What you have to do :: Identify the lines holding "Pause" and copy them.

Data records
· · ·

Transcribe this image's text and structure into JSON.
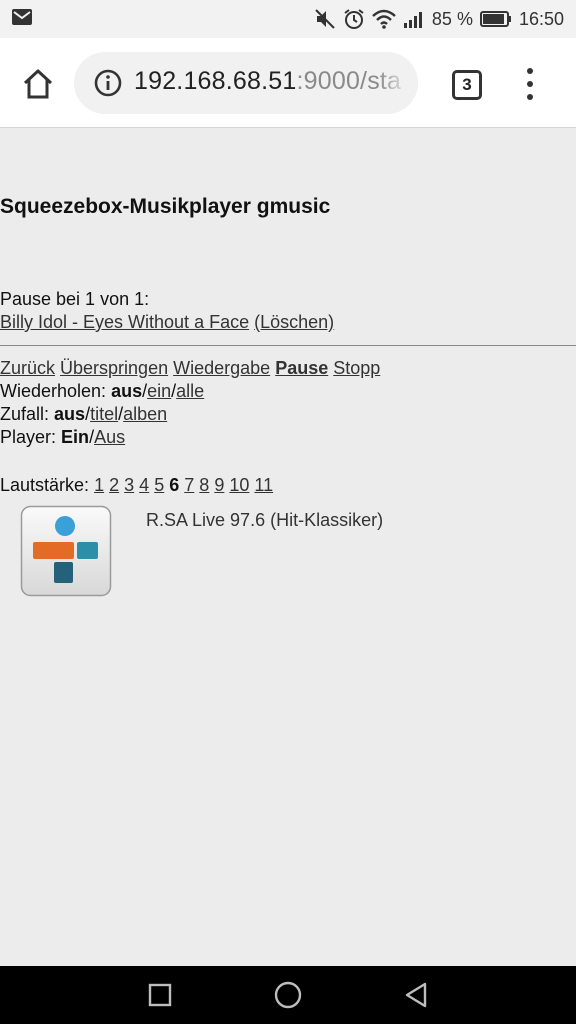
{
  "status_bar": {
    "battery_percent": "85 %",
    "time": "16:50",
    "icons": [
      "mail-icon",
      "mute-icon",
      "alarm-icon",
      "wifi-icon",
      "signal-icon",
      "battery-icon"
    ]
  },
  "browser": {
    "url_host": "192.168.68.51",
    "url_rest": ":9000/sta",
    "tab_count": "3"
  },
  "page": {
    "title": "Squeezebox-Musikplayer gmusic",
    "status_line": "Pause bei 1 von 1:",
    "track": "Billy Idol - Eyes Without a Face",
    "delete_link": "(Löschen)",
    "controls": {
      "back": "Zurück",
      "skip": "Überspringen",
      "play": "Wiedergabe",
      "pause": "Pause",
      "stop": "Stopp"
    },
    "repeat": {
      "label": "Wiederholen:",
      "off": "aus",
      "one": "ein",
      "all": "alle"
    },
    "shuffle": {
      "label": "Zufall:",
      "off": "aus",
      "title": "titel",
      "albums": "alben"
    },
    "player": {
      "label": "Player:",
      "on": "Ein",
      "off": "Aus"
    },
    "volume": {
      "label": "Lautstärke:",
      "levels": [
        "1",
        "2",
        "3",
        "4",
        "5",
        "6",
        "7",
        "8",
        "9",
        "10",
        "11"
      ],
      "current": "6"
    },
    "station": "R.SA Live 97.6 (Hit-Klassiker)"
  },
  "colors": {
    "page_bg": "#ececec",
    "tunein_blue": "#3aa0d8",
    "tunein_orange": "#e36b25",
    "tunein_teal": "#2b8fa8",
    "tunein_darkteal": "#25617a"
  }
}
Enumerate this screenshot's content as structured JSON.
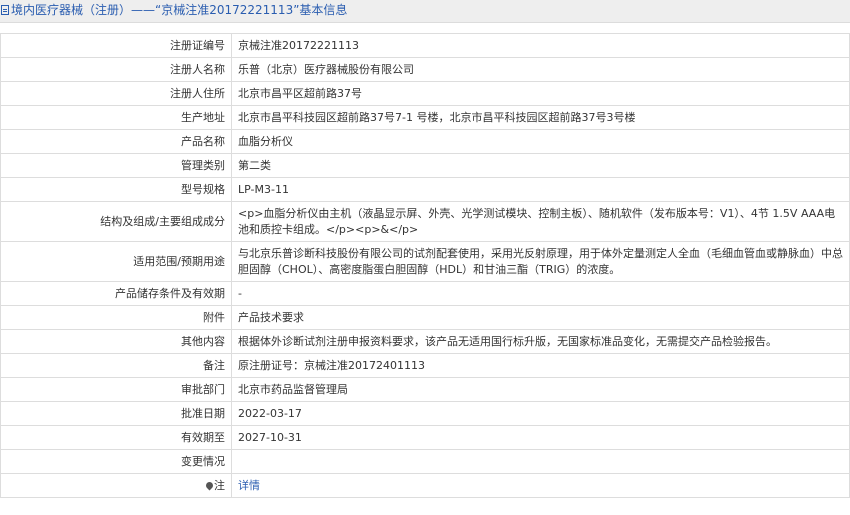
{
  "header": {
    "title": "境内医疗器械（注册）——“京械注准20172221113”基本信息"
  },
  "rows": [
    {
      "label": "注册证编号",
      "value": "京械注准20172221113"
    },
    {
      "label": "注册人名称",
      "value": "乐普（北京）医疗器械股份有限公司"
    },
    {
      "label": "注册人住所",
      "value": "北京市昌平区超前路37号"
    },
    {
      "label": "生产地址",
      "value": "北京市昌平科技园区超前路37号7-1 号楼，北京市昌平科技园区超前路37号3号楼"
    },
    {
      "label": "产品名称",
      "value": "血脂分析仪"
    },
    {
      "label": "管理类别",
      "value": "第二类"
    },
    {
      "label": "型号规格",
      "value": "LP-M3-11"
    },
    {
      "label": "结构及组成/主要组成成分",
      "value": "<p>血脂分析仪由主机（液晶显示屏、外壳、光学测试模块、控制主板）、随机软件（发布版本号：V1）、4节 1.5V AAA电池和质控卡组成。</p><p>&</p>"
    },
    {
      "label": "适用范围/预期用途",
      "value": "与北京乐普诊断科技股份有限公司的试剂配套使用，采用光反射原理，用于体外定量测定人全血（毛细血管血或静脉血）中总胆固醇（CHOL）、高密度脂蛋白胆固醇（HDL）和甘油三酯（TRIG）的浓度。"
    },
    {
      "label": "产品储存条件及有效期",
      "value": "-"
    },
    {
      "label": "附件",
      "value": "产品技术要求"
    },
    {
      "label": "其他内容",
      "value": "根据体外诊断试剂注册申报资料要求，该产品无适用国行标升版，无国家标准品变化，无需提交产品检验报告。"
    },
    {
      "label": "备注",
      "value": "原注册证号：京械注准20172401113"
    },
    {
      "label": "审批部门",
      "value": "北京市药品监督管理局"
    },
    {
      "label": "批准日期",
      "value": "2022-03-17"
    },
    {
      "label": "有效期至",
      "value": "2027-10-31"
    },
    {
      "label": "变更情况",
      "value": ""
    },
    {
      "label": "注",
      "value": "详情"
    }
  ],
  "colors": {
    "link": "#2a5db0",
    "border": "#dddddd",
    "header_bg": "#eeeeee"
  },
  "icons": {
    "title": "document-icon",
    "note": "map-pin-icon"
  }
}
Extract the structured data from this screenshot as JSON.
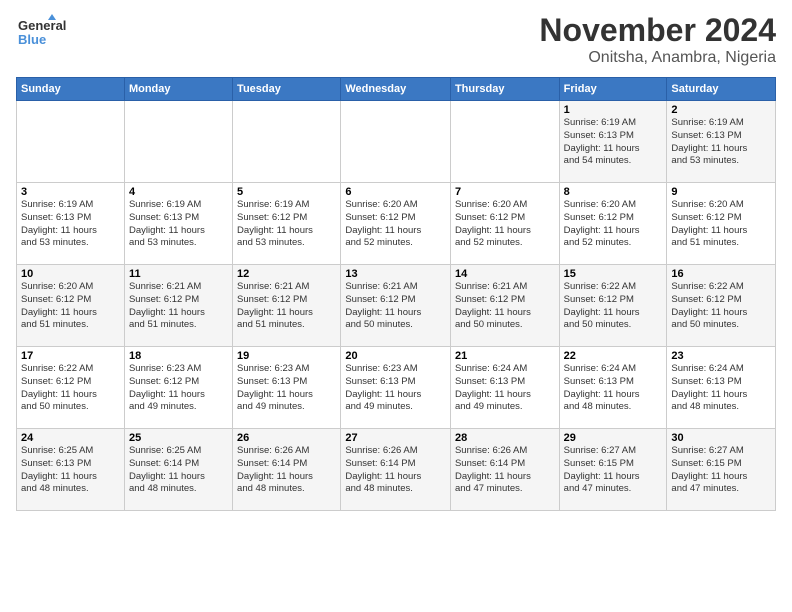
{
  "header": {
    "logo_line1": "General",
    "logo_line2": "Blue",
    "title": "November 2024",
    "subtitle": "Onitsha, Anambra, Nigeria"
  },
  "columns": [
    "Sunday",
    "Monday",
    "Tuesday",
    "Wednesday",
    "Thursday",
    "Friday",
    "Saturday"
  ],
  "weeks": [
    [
      {
        "day": "",
        "info": ""
      },
      {
        "day": "",
        "info": ""
      },
      {
        "day": "",
        "info": ""
      },
      {
        "day": "",
        "info": ""
      },
      {
        "day": "",
        "info": ""
      },
      {
        "day": "1",
        "info": "Sunrise: 6:19 AM\nSunset: 6:13 PM\nDaylight: 11 hours\nand 54 minutes."
      },
      {
        "day": "2",
        "info": "Sunrise: 6:19 AM\nSunset: 6:13 PM\nDaylight: 11 hours\nand 53 minutes."
      }
    ],
    [
      {
        "day": "3",
        "info": "Sunrise: 6:19 AM\nSunset: 6:13 PM\nDaylight: 11 hours\nand 53 minutes."
      },
      {
        "day": "4",
        "info": "Sunrise: 6:19 AM\nSunset: 6:13 PM\nDaylight: 11 hours\nand 53 minutes."
      },
      {
        "day": "5",
        "info": "Sunrise: 6:19 AM\nSunset: 6:12 PM\nDaylight: 11 hours\nand 53 minutes."
      },
      {
        "day": "6",
        "info": "Sunrise: 6:20 AM\nSunset: 6:12 PM\nDaylight: 11 hours\nand 52 minutes."
      },
      {
        "day": "7",
        "info": "Sunrise: 6:20 AM\nSunset: 6:12 PM\nDaylight: 11 hours\nand 52 minutes."
      },
      {
        "day": "8",
        "info": "Sunrise: 6:20 AM\nSunset: 6:12 PM\nDaylight: 11 hours\nand 52 minutes."
      },
      {
        "day": "9",
        "info": "Sunrise: 6:20 AM\nSunset: 6:12 PM\nDaylight: 11 hours\nand 51 minutes."
      }
    ],
    [
      {
        "day": "10",
        "info": "Sunrise: 6:20 AM\nSunset: 6:12 PM\nDaylight: 11 hours\nand 51 minutes."
      },
      {
        "day": "11",
        "info": "Sunrise: 6:21 AM\nSunset: 6:12 PM\nDaylight: 11 hours\nand 51 minutes."
      },
      {
        "day": "12",
        "info": "Sunrise: 6:21 AM\nSunset: 6:12 PM\nDaylight: 11 hours\nand 51 minutes."
      },
      {
        "day": "13",
        "info": "Sunrise: 6:21 AM\nSunset: 6:12 PM\nDaylight: 11 hours\nand 50 minutes."
      },
      {
        "day": "14",
        "info": "Sunrise: 6:21 AM\nSunset: 6:12 PM\nDaylight: 11 hours\nand 50 minutes."
      },
      {
        "day": "15",
        "info": "Sunrise: 6:22 AM\nSunset: 6:12 PM\nDaylight: 11 hours\nand 50 minutes."
      },
      {
        "day": "16",
        "info": "Sunrise: 6:22 AM\nSunset: 6:12 PM\nDaylight: 11 hours\nand 50 minutes."
      }
    ],
    [
      {
        "day": "17",
        "info": "Sunrise: 6:22 AM\nSunset: 6:12 PM\nDaylight: 11 hours\nand 50 minutes."
      },
      {
        "day": "18",
        "info": "Sunrise: 6:23 AM\nSunset: 6:12 PM\nDaylight: 11 hours\nand 49 minutes."
      },
      {
        "day": "19",
        "info": "Sunrise: 6:23 AM\nSunset: 6:13 PM\nDaylight: 11 hours\nand 49 minutes."
      },
      {
        "day": "20",
        "info": "Sunrise: 6:23 AM\nSunset: 6:13 PM\nDaylight: 11 hours\nand 49 minutes."
      },
      {
        "day": "21",
        "info": "Sunrise: 6:24 AM\nSunset: 6:13 PM\nDaylight: 11 hours\nand 49 minutes."
      },
      {
        "day": "22",
        "info": "Sunrise: 6:24 AM\nSunset: 6:13 PM\nDaylight: 11 hours\nand 48 minutes."
      },
      {
        "day": "23",
        "info": "Sunrise: 6:24 AM\nSunset: 6:13 PM\nDaylight: 11 hours\nand 48 minutes."
      }
    ],
    [
      {
        "day": "24",
        "info": "Sunrise: 6:25 AM\nSunset: 6:13 PM\nDaylight: 11 hours\nand 48 minutes."
      },
      {
        "day": "25",
        "info": "Sunrise: 6:25 AM\nSunset: 6:14 PM\nDaylight: 11 hours\nand 48 minutes."
      },
      {
        "day": "26",
        "info": "Sunrise: 6:26 AM\nSunset: 6:14 PM\nDaylight: 11 hours\nand 48 minutes."
      },
      {
        "day": "27",
        "info": "Sunrise: 6:26 AM\nSunset: 6:14 PM\nDaylight: 11 hours\nand 48 minutes."
      },
      {
        "day": "28",
        "info": "Sunrise: 6:26 AM\nSunset: 6:14 PM\nDaylight: 11 hours\nand 47 minutes."
      },
      {
        "day": "29",
        "info": "Sunrise: 6:27 AM\nSunset: 6:15 PM\nDaylight: 11 hours\nand 47 minutes."
      },
      {
        "day": "30",
        "info": "Sunrise: 6:27 AM\nSunset: 6:15 PM\nDaylight: 11 hours\nand 47 minutes."
      }
    ]
  ]
}
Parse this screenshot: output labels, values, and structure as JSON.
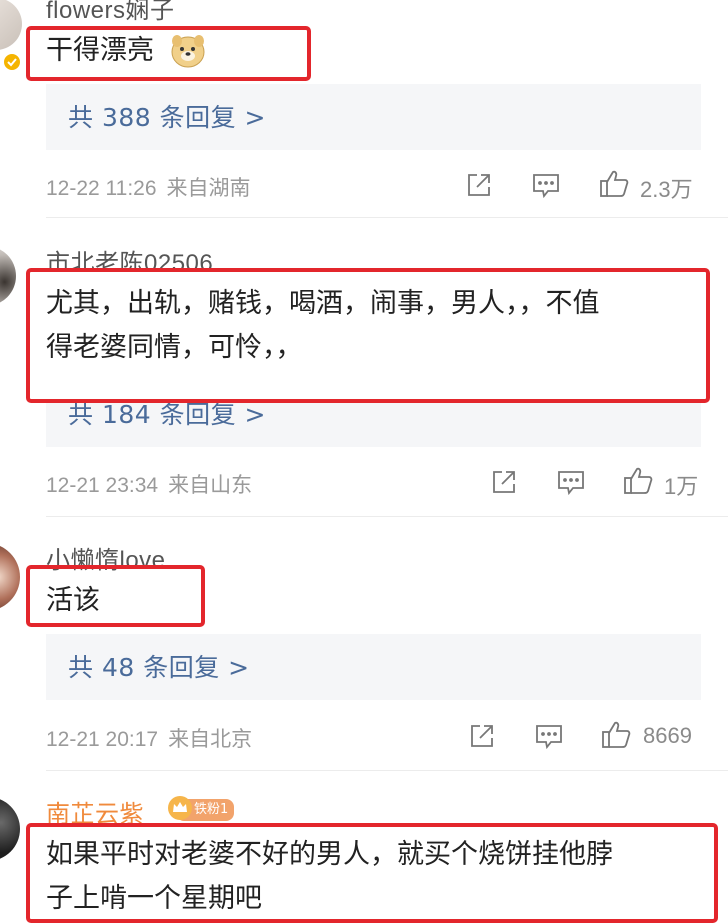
{
  "comments": [
    {
      "username": "flowers娴子",
      "content_lines": [
        "干得漂亮"
      ],
      "emoji": "doge-emoji",
      "reply_label": "共 388 条回复 >",
      "time": "12-22 11:26",
      "location": "来自湖南",
      "likes": "2.3万"
    },
    {
      "username": "市北老陈02506",
      "content_lines": [
        "尤其，出轨，赌钱，喝酒，闹事，男人，，不值",
        "得老婆同情，可怜，，"
      ],
      "reply_label": "共 184 条回复 >",
      "time": "12-21 23:34",
      "location": "来自山东",
      "likes": "1万"
    },
    {
      "username": "小懒惰love",
      "content_lines": [
        "活该"
      ],
      "reply_label": "共 48 条回复 >",
      "time": "12-21 20:17",
      "location": "来自北京",
      "likes": "8669"
    },
    {
      "username": "南芷云紫",
      "badge": "铁粉1",
      "content_lines": [
        "如果平时对老婆不好的男人，就买个烧饼挂他脖",
        "子上啃一个星期吧"
      ]
    }
  ],
  "icons": {
    "share": "share-icon",
    "comment": "comment-icon",
    "like": "thumbs-up-icon",
    "verified": "verified-badge-icon",
    "crown": "crown-icon"
  },
  "colors": {
    "highlight_box": "#e3262c",
    "reply_link": "#4a6b9a",
    "username_fan": "#f08a3c"
  }
}
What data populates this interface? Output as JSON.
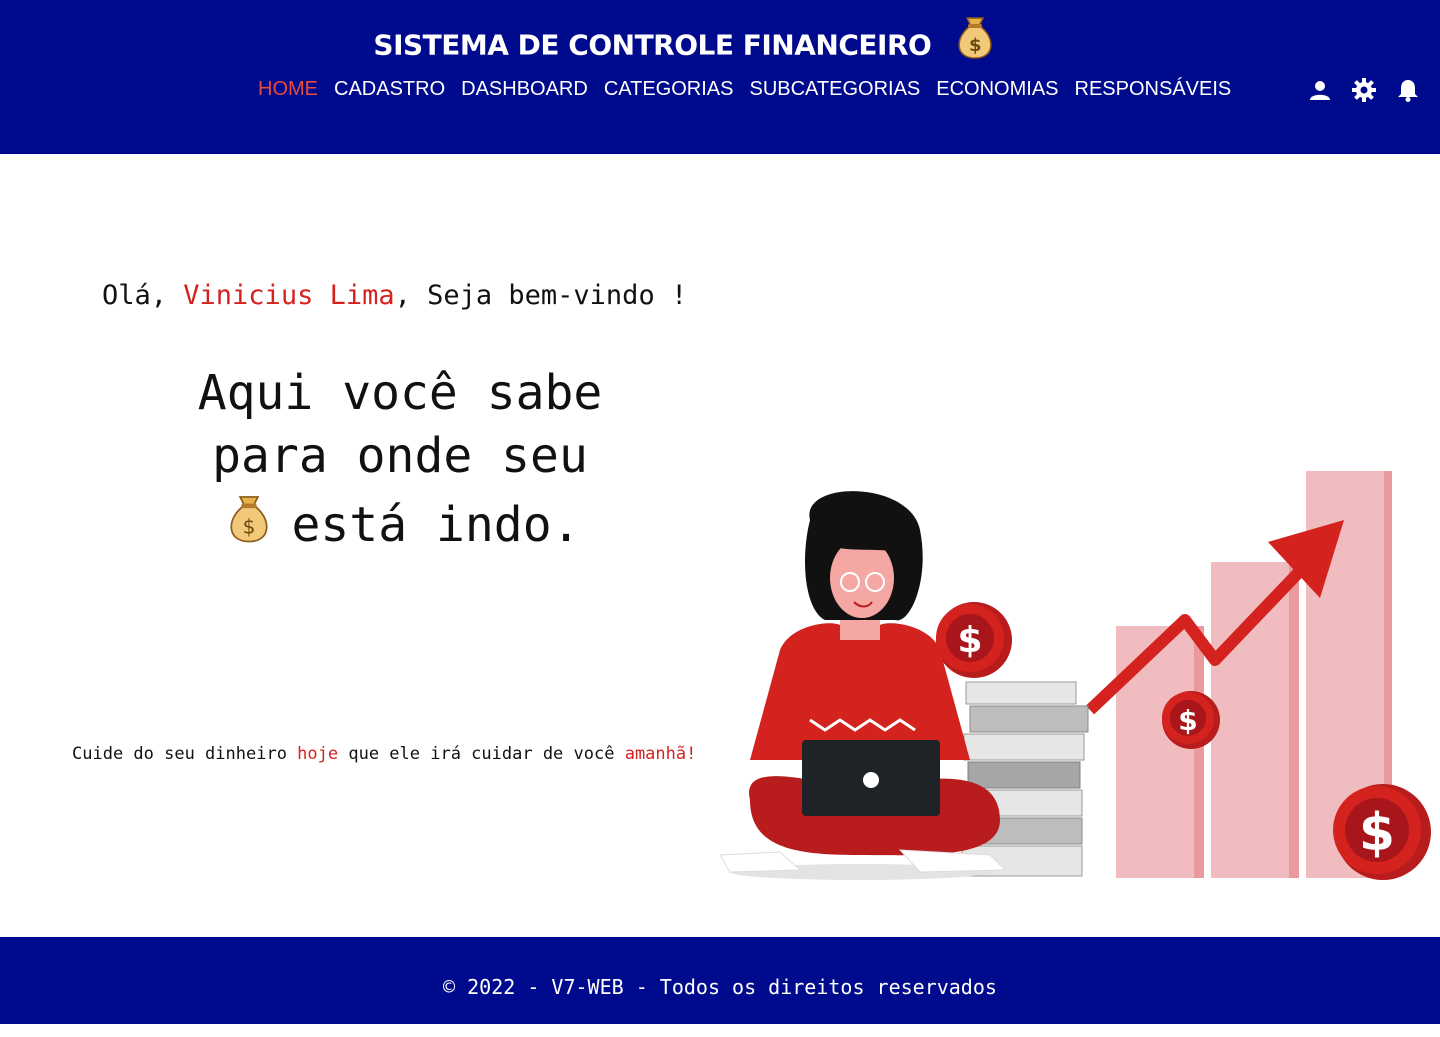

· · ·

Complete output ::
    "status_line": "Pause bei 1 von 1:",
      "pause": "Pause",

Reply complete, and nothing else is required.